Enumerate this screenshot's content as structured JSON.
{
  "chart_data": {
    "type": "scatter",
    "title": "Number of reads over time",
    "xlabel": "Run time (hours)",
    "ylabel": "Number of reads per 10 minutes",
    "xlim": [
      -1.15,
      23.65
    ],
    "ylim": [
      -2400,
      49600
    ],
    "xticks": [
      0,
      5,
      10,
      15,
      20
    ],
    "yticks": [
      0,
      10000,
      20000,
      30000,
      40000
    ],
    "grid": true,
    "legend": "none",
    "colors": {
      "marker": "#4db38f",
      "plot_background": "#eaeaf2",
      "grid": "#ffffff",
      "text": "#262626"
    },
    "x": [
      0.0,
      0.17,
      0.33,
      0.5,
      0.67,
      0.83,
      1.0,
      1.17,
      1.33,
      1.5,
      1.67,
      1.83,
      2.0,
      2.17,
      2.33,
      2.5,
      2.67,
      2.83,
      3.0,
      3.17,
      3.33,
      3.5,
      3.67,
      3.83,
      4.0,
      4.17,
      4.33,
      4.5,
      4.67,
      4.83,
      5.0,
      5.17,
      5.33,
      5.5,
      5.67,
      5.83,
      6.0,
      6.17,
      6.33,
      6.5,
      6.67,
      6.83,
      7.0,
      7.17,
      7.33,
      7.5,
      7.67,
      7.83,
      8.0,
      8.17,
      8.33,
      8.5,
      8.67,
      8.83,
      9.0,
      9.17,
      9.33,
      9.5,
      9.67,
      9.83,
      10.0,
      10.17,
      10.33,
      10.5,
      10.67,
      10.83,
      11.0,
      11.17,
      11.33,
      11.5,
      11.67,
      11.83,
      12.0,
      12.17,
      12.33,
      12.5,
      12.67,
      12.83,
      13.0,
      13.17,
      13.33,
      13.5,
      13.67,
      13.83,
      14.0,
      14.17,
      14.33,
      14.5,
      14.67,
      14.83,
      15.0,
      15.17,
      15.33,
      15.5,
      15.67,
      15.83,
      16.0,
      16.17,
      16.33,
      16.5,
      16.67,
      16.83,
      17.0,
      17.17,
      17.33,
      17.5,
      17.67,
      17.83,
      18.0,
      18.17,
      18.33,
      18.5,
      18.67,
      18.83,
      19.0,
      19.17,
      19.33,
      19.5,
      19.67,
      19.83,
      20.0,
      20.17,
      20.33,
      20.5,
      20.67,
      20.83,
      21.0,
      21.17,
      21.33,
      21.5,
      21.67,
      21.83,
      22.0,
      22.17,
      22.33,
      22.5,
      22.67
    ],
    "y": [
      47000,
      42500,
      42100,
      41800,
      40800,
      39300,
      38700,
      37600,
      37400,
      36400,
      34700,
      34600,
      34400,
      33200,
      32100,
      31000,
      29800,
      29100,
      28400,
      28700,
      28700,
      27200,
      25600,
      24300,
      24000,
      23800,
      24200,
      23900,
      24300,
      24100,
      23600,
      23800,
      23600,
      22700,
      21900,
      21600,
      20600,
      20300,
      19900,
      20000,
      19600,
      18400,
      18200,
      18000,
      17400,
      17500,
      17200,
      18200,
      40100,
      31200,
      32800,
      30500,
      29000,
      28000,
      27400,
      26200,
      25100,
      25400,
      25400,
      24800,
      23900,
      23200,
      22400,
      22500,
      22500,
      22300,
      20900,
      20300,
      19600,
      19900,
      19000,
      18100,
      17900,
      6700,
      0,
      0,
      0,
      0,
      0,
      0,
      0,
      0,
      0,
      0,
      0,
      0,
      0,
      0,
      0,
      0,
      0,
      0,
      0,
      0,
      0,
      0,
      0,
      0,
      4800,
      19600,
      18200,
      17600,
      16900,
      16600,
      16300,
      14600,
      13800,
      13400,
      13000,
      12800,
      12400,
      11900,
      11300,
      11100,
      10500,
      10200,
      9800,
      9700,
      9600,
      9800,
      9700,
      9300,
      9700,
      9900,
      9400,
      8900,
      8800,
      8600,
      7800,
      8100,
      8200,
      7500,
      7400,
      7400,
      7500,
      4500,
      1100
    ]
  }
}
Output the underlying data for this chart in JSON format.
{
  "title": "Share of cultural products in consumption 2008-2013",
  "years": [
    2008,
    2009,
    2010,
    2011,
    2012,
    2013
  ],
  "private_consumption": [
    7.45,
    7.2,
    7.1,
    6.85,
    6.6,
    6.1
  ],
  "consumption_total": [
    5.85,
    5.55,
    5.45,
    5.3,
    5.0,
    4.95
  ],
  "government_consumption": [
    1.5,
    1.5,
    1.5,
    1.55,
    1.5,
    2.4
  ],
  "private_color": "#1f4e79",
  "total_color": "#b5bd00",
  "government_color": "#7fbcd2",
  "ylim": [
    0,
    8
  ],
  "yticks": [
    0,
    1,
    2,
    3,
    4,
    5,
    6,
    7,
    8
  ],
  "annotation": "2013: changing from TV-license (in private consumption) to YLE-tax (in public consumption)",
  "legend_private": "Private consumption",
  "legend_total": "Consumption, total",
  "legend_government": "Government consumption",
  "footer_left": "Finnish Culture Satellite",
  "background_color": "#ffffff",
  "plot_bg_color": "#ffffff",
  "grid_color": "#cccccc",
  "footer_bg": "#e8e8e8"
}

--- --- ---

## Exercise directions
Scan the records above for the string "JSON", then select every line that holds it.

## Full answer
Enumerate this screenshot's content as structured JSON.
Output the underlying data for this chart in JSON format.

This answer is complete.